- _EXERCISE DESCRIPTION_
Track down the lines that contain "conectado" and copy them.

○ ○ ○ ○ ○

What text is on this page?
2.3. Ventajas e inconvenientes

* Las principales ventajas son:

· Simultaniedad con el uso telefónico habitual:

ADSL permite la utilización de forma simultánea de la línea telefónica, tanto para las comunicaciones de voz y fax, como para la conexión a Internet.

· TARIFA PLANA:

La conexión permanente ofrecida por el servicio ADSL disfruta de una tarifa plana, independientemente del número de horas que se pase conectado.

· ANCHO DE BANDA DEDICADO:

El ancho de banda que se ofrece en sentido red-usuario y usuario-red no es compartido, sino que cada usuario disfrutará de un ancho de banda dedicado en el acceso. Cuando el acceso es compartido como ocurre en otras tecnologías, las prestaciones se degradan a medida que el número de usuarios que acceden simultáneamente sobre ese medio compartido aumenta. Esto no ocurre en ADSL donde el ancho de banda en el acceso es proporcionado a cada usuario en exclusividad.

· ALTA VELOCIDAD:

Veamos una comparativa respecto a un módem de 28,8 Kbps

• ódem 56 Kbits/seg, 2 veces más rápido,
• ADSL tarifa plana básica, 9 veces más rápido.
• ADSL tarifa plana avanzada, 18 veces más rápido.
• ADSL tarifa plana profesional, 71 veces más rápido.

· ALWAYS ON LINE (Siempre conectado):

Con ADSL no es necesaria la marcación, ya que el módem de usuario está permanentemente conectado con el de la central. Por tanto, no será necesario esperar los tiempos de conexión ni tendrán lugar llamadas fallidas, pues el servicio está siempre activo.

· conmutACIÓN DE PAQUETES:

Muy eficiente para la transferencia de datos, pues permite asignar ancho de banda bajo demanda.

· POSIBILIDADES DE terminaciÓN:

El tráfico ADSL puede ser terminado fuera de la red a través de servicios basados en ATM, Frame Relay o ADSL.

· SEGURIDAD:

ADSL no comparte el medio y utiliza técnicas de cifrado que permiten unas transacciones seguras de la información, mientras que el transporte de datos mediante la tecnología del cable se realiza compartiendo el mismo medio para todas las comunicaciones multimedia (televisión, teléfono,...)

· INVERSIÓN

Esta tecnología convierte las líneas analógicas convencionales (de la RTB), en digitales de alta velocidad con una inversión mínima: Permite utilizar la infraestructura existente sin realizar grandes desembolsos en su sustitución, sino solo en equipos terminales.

○ ○ ○ ○ ○

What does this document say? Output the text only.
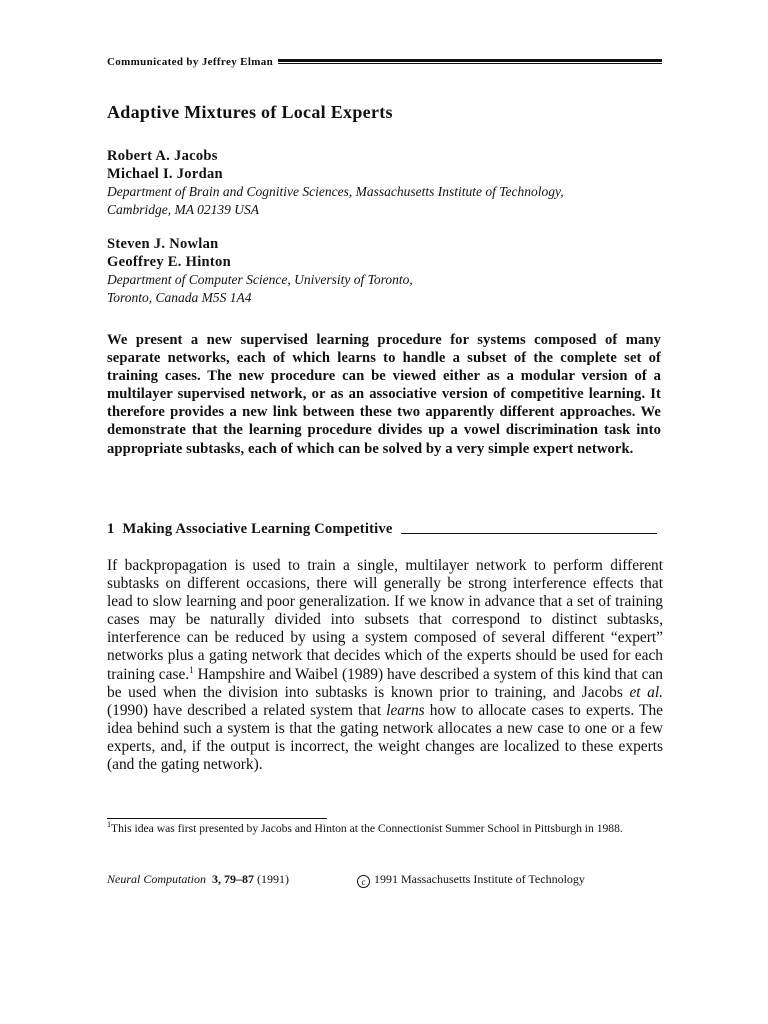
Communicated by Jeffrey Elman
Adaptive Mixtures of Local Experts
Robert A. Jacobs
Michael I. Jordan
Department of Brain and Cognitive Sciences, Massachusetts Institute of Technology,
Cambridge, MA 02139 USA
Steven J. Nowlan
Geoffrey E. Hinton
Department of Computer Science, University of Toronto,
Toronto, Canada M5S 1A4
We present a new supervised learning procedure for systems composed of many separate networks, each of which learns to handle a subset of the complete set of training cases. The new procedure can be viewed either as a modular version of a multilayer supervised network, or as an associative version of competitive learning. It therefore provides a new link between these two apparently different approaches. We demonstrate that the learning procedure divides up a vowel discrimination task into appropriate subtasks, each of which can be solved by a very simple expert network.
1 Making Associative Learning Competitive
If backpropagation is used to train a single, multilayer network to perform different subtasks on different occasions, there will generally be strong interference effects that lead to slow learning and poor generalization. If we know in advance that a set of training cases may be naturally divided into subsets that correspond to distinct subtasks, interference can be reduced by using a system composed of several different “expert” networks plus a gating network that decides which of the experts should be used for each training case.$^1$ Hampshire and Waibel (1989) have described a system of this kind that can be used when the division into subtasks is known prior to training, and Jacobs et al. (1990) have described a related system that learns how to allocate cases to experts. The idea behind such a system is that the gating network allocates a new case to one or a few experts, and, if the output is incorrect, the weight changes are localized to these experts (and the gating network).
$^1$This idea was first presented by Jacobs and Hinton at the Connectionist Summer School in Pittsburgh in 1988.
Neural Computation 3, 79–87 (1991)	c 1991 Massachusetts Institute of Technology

○ ○ ○ ○ ○

- _TASK RESPONSE_
La conexión permanente ofrecida por el servicio ADSL disfruta de una tarifa plana, independientemente del número de horas que se pase conectado.
· ALWAYS ON LINE (Siempre conectado):
Con ADSL no es necesaria la marcación, ya que el módem de usuario está permanentemente conectado con el de la central. Por tanto, no será necesario esperar los tiempos de conexión ni tendrán lugar llamadas fallidas, pues el servicio está siempre activo.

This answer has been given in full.